--- start of Raw data ---

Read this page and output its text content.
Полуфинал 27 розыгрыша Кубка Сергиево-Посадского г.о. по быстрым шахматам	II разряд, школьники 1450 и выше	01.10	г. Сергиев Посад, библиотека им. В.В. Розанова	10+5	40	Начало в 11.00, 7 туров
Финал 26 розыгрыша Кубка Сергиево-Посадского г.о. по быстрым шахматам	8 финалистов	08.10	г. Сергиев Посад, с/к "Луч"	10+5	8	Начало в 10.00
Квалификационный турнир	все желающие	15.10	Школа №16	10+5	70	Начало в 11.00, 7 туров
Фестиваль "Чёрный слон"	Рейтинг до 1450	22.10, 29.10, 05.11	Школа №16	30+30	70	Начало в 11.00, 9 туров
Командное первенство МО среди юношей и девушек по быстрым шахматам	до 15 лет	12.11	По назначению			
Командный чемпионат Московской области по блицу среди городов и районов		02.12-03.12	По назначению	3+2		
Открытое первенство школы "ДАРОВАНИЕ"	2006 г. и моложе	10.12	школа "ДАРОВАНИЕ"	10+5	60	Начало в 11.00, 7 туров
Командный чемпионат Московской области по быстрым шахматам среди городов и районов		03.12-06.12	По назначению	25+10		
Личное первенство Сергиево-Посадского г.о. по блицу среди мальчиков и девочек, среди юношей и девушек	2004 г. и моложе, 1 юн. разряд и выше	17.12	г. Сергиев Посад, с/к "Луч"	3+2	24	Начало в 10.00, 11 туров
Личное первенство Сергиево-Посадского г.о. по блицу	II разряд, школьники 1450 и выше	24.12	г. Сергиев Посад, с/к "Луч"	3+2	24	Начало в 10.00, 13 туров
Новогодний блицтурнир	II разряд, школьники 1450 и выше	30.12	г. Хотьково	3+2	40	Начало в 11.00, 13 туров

--- end of Raw data ---
--- start of Raw data ---

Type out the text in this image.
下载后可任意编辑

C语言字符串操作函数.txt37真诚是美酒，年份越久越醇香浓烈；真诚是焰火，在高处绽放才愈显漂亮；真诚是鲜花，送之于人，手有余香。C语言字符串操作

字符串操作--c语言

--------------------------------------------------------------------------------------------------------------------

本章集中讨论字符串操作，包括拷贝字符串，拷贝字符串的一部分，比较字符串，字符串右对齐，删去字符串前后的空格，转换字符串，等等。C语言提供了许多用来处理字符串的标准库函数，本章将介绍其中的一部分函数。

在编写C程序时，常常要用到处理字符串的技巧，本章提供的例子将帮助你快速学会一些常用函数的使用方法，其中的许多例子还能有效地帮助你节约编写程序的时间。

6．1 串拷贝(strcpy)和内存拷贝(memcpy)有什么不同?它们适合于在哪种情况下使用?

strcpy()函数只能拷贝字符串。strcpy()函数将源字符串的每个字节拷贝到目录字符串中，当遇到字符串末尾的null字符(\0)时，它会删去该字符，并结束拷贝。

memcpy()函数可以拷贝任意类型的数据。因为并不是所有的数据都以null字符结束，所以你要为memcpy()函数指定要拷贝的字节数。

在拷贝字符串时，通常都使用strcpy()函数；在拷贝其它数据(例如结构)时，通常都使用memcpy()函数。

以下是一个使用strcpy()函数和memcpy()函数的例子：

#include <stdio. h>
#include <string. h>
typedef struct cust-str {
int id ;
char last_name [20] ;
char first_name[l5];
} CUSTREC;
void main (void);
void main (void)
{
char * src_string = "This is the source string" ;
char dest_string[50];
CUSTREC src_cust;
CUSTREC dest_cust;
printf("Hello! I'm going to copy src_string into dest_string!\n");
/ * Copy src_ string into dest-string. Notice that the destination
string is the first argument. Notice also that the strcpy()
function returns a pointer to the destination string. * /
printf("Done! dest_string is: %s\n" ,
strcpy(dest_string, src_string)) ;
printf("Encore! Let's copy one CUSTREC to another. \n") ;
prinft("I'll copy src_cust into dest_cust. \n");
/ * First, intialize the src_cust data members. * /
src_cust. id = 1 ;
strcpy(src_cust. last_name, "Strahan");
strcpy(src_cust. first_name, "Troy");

--- end of Raw data ---

Find the word "городов" in the data and show each line that holds it.

* **Finished task**:
Командный чемпионат Московской области по блицу среди городов и районов		02.12-03.12	По назначению	3+2		
Командный чемпионат Московской области по быстрым шахматам среди городов и районов		03.12-06.12	По назначению	25+10		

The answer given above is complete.